Problem description:
The entries need to be copied exactly.

Data section:
+ + +

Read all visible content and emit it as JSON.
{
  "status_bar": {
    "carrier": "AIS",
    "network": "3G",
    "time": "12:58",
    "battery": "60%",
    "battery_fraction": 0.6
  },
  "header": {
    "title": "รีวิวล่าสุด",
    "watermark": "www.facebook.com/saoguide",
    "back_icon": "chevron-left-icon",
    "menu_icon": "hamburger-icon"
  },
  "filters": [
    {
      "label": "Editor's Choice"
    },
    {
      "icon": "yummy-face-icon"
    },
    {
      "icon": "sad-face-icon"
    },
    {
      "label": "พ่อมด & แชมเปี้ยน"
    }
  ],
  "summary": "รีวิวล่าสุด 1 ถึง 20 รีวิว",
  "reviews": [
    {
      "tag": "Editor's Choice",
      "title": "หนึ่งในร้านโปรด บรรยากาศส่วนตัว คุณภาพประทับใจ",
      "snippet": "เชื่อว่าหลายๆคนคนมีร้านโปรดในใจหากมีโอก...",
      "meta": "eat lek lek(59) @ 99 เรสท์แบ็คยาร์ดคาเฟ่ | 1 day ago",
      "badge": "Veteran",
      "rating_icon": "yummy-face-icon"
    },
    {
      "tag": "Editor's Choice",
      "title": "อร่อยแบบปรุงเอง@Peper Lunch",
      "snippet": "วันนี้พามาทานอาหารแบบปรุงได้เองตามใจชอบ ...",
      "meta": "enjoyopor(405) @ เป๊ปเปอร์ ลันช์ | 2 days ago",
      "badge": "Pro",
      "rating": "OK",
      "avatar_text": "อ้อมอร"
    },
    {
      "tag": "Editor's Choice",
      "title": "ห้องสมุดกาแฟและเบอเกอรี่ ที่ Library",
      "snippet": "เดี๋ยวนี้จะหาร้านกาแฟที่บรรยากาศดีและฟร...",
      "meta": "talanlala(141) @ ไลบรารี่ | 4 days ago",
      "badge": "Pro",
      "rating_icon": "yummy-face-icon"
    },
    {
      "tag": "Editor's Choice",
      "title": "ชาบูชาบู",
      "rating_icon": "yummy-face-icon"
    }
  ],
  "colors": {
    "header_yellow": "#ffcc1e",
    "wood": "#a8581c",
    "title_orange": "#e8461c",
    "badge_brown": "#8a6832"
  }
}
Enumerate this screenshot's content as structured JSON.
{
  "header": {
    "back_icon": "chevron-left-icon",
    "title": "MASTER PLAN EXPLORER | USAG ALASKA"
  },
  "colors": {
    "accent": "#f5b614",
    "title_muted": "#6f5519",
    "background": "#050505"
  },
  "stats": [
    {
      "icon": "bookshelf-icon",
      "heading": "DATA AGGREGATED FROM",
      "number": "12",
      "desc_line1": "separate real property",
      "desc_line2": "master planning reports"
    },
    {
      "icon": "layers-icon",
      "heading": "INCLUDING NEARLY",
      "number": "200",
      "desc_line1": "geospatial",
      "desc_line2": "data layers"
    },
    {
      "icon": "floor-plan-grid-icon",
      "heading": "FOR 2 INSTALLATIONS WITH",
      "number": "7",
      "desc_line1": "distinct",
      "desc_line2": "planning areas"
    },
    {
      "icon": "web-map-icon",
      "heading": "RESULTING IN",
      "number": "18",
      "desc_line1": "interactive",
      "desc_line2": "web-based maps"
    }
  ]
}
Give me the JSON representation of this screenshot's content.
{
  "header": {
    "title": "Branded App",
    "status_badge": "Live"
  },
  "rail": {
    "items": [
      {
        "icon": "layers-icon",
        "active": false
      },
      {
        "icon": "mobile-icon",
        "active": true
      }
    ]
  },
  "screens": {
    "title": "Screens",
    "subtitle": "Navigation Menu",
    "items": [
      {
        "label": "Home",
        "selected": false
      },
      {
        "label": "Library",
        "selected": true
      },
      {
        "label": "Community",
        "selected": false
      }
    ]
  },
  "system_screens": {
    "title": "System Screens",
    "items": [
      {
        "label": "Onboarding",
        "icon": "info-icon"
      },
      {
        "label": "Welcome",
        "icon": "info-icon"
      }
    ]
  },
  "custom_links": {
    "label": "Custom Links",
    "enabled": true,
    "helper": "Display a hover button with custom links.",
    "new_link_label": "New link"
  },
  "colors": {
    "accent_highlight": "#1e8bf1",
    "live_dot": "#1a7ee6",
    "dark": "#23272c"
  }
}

+ + +

Output:
Read all visible content and emit it as JSON.
{
  "status_bar": {
    "carrier": "AIS",
    "network": "3G",
    "time": "12:58",
    "battery": "60%",
    "battery_fraction": 0.6
  },
  "header": {
    "title": "รีวิวล่าสุด",
    "watermark": "www.facebook.com/saoguide",
    "back_icon": "chevron-left-icon",
    "menu_icon": "hamburger-icon"
  },
  "filters": [
    {
      "label": "Editor's Choice"
    },
    {
      "icon": "yummy-face-icon"
    },
    {
      "icon": "sad-face-icon"
    },
    {
      "label": "พ่อมด & แชมเปี้ยน"
    }
  ],
  "summary": "รีวิวล่าสุด 1 ถึง 20 รีวิว",
  "reviews": [
    {
      "tag": "Editor's Choice",
      "title": "หนึ่งในร้านโปรด บรรยากาศส่วนตัว คุณภาพประทับใจ",
      "snippet": "เชื่อว่าหลายๆคนคนมีร้านโปรดในใจหากมีโอก...",
      "meta": "eat lek lek(59) @ 99 เรสท์แบ็คยาร์ดคาเฟ่ | 1 day ago",
      "badge": "Veteran",
      "rating_icon": "yummy-face-icon"
    },
    {
      "tag": "Editor's Choice",
      "title": "อร่อยแบบปรุงเอง@Peper Lunch",
      "snippet": "วันนี้พามาทานอาหารแบบปรุงได้เองตามใจชอบ ...",
      "meta": "enjoyopor(405) @ เป๊ปเปอร์ ลันช์ | 2 days ago",
      "badge": "Pro",
      "rating": "OK",
      "avatar_text": "อ้อมอร"
    },
    {
      "tag": "Editor's Choice",
      "title": "ห้องสมุดกาแฟและเบอเกอรี่ ที่ Library",
      "snippet": "เดี๋ยวนี้จะหาร้านกาแฟที่บรรยากาศดีและฟร...",
      "meta": "talanlala(141) @ ไลบรารี่ | 4 days ago",
      "badge": "Pro",
      "rating_icon": "yummy-face-icon"
    },
    {
      "tag": "Editor's Choice",
      "title": "ชาบูชาบู",
      "rating_icon": "yummy-face-icon"
    }
  ],
  "colors": {
    "header_yellow": "#ffcc1e",
    "wood": "#a8581c",
    "title_orange": "#e8461c",
    "badge_brown": "#8a6832"
  }
}
Enumerate this screenshot's content as structured JSON.
{
  "header": {
    "back_icon": "chevron-left-icon",
    "title": "MASTER PLAN EXPLORER | USAG ALASKA"
  },
  "colors": {
    "accent": "#f5b614",
    "title_muted": "#6f5519",
    "background": "#050505"
  },
  "stats": [
    {
      "icon": "bookshelf-icon",
      "heading": "DATA AGGREGATED FROM",
      "number": "12",
      "desc_line1": "separate real property",
      "desc_line2": "master planning reports"
    },
    {
      "icon": "layers-icon",
      "heading": "INCLUDING NEARLY",
      "number": "200",
      "desc_line1": "geospatial",
      "desc_line2": "data layers"
    },
    {
      "icon": "floor-plan-grid-icon",
      "heading": "FOR 2 INSTALLATIONS WITH",
      "number": "7",
      "desc_line1": "distinct",
      "desc_line2": "planning areas"
    },
    {
      "icon": "web-map-icon",
      "heading": "RESULTING IN",
      "number": "18",
      "desc_line1": "interactive",
      "desc_line2": "web-based maps"
    }
  ]
}
Give me the JSON representation of this screenshot's content.
{
  "header": {
    "title": "Branded App",
    "status_badge": "Live"
  },
  "rail": {
    "items": [
      {
        "icon": "layers-icon",
        "active": false
      },
      {
        "icon": "mobile-icon",
        "active": true
      }
    ]
  },
  "screens": {
    "title": "Screens",
    "subtitle": "Navigation Menu",
    "items": [
      {
        "label": "Home",
        "selected": false
      },
      {
        "label": "Library",
        "selected": true
      },
      {
        "label": "Community",
        "selected": false
      }
    ]
  },
  "system_screens": {
    "title": "System Screens",
    "items": [
      {
        "label": "Onboarding",
        "icon": "info-icon"
      },
      {
        "label": "Welcome",
        "icon": "info-icon"
      }
    ]
  },
  "custom_links": {
    "label": "Custom Links",
    "enabled": true,
    "helper": "Display a hover button with custom links.",
    "new_link_label": "New link"
  },
  "colors": {
    "accent_highlight": "#1e8bf1",
    "live_dot": "#1a7ee6",
    "dark": "#23272c"
  }
}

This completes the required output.